:: STATED TASK ::
Extract each line of the material that contains the string "Lukaku", and copy each one in full.
━━━
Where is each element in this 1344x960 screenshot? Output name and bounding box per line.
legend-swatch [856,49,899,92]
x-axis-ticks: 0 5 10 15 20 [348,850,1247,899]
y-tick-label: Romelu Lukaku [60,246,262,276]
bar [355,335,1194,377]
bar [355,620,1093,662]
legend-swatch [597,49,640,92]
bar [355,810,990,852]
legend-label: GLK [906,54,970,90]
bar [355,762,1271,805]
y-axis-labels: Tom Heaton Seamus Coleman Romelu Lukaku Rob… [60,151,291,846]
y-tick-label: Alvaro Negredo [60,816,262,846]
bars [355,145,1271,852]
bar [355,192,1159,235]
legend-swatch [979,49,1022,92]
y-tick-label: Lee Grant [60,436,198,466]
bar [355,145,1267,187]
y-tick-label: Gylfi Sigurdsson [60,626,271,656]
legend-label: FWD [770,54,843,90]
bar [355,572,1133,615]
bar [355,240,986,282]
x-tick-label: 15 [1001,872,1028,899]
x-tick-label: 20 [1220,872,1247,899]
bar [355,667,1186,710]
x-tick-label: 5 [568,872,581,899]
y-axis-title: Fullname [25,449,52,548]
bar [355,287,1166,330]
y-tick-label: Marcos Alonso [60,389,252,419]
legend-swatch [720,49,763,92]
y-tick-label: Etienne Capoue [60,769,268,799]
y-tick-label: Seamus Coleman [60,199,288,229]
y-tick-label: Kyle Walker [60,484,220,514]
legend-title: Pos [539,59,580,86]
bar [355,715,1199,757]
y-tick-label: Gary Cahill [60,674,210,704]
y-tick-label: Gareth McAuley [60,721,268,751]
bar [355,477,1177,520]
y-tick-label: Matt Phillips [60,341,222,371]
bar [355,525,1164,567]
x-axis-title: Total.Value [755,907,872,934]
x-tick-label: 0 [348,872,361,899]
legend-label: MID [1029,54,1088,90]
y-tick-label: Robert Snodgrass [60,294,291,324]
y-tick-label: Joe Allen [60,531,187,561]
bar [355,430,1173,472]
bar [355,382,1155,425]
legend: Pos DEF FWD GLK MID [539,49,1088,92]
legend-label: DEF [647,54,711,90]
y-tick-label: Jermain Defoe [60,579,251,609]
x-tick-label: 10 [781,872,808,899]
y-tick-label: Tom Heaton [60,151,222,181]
━━━
:: IN RESPONSE ::
y-tick-label: Romelu Lukaku [60,246,262,276]
y-axis-labels: Tom Heaton Seamus Coleman Romelu Lukaku Rob… [60,151,291,846]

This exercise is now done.